WHAT TO DO: Reproduce the material word for word, from its first line down through the line containing "- x-tick-year: 2021: [739, 469, 773, 484]". Include both of those end lines and nothing after them.

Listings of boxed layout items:
------------------------------------

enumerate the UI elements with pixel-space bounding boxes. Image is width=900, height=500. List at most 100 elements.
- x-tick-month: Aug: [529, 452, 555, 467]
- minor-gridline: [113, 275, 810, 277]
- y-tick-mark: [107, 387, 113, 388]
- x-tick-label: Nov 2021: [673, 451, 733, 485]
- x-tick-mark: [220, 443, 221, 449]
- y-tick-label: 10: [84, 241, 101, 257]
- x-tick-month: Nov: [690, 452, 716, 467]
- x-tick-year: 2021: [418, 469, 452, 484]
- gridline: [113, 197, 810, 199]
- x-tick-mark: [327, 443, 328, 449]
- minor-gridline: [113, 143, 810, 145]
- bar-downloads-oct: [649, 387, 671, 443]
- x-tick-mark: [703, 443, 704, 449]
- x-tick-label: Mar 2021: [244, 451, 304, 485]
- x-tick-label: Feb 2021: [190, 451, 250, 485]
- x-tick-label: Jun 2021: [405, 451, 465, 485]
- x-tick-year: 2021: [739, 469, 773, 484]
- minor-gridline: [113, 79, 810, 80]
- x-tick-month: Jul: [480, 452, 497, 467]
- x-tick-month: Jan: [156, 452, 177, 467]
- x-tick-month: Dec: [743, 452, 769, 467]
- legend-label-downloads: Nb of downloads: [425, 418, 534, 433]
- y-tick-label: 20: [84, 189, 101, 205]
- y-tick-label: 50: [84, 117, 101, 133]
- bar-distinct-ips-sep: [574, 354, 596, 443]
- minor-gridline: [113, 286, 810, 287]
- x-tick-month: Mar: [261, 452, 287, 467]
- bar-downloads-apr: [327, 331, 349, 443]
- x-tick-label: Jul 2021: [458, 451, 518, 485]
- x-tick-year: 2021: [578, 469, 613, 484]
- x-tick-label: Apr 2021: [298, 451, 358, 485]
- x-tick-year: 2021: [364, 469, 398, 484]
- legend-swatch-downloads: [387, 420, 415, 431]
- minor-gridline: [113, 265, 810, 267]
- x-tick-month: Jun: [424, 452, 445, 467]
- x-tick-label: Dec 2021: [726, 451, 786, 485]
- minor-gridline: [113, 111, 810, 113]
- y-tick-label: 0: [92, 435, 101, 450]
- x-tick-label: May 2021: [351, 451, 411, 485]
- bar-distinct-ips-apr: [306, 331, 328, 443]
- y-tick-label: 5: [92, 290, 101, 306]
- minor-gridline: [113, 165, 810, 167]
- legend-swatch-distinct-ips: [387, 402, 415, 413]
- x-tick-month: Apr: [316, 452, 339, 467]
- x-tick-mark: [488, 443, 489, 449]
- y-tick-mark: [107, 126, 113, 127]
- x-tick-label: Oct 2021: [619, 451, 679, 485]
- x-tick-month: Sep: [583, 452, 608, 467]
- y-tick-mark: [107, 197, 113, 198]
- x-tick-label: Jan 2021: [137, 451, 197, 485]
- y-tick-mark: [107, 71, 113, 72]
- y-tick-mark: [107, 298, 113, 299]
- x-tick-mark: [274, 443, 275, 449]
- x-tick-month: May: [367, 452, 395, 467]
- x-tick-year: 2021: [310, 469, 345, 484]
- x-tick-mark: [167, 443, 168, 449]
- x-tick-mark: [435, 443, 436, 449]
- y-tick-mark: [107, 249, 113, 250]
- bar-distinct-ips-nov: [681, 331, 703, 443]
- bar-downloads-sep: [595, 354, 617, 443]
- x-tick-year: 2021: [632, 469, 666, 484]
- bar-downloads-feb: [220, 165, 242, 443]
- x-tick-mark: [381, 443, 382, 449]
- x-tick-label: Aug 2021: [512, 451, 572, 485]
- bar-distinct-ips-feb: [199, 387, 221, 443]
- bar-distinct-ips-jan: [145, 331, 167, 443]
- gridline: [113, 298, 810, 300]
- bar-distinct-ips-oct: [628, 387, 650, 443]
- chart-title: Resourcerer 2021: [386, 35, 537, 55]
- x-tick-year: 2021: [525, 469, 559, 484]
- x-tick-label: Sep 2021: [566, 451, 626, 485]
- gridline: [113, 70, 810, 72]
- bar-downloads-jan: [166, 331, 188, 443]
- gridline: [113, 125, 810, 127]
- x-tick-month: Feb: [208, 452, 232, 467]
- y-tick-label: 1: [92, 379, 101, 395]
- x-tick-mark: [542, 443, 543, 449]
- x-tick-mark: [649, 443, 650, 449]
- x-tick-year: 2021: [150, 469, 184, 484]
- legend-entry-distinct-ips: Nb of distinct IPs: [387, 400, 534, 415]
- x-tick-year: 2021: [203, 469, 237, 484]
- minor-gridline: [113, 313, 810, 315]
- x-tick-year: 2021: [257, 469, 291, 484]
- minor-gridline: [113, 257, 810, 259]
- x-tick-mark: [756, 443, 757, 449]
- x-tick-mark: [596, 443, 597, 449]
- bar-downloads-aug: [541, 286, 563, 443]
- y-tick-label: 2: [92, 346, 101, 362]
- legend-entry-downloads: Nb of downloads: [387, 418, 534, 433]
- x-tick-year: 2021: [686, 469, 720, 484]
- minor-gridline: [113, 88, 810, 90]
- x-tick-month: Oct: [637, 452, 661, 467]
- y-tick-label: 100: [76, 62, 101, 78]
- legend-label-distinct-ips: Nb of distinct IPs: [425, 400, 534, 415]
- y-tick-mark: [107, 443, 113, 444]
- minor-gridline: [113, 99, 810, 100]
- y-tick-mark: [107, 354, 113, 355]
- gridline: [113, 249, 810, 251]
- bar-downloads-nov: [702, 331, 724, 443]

------------------------------------

RESPONSE:
enumerate the UI elements with pixel-space bounding boxes. Image is width=900, height=500. List at most 100 elements.
- x-tick-month: Aug: [529, 452, 555, 467]
- minor-gridline: [113, 275, 810, 277]
- y-tick-mark: [107, 387, 113, 388]
- x-tick-label: Nov 2021: [673, 451, 733, 485]
- x-tick-mark: [220, 443, 221, 449]
- y-tick-label: 10: [84, 241, 101, 257]
- x-tick-month: Nov: [690, 452, 716, 467]
- x-tick-year: 2021: [418, 469, 452, 484]
- gridline: [113, 197, 810, 199]
- x-tick-mark: [327, 443, 328, 449]
- minor-gridline: [113, 143, 810, 145]
- bar-downloads-oct: [649, 387, 671, 443]
- x-tick-mark: [703, 443, 704, 449]
- x-tick-label: Mar 2021: [244, 451, 304, 485]
- x-tick-label: Feb 2021: [190, 451, 250, 485]
- x-tick-label: Jun 2021: [405, 451, 465, 485]
- x-tick-year: 2021: [739, 469, 773, 484]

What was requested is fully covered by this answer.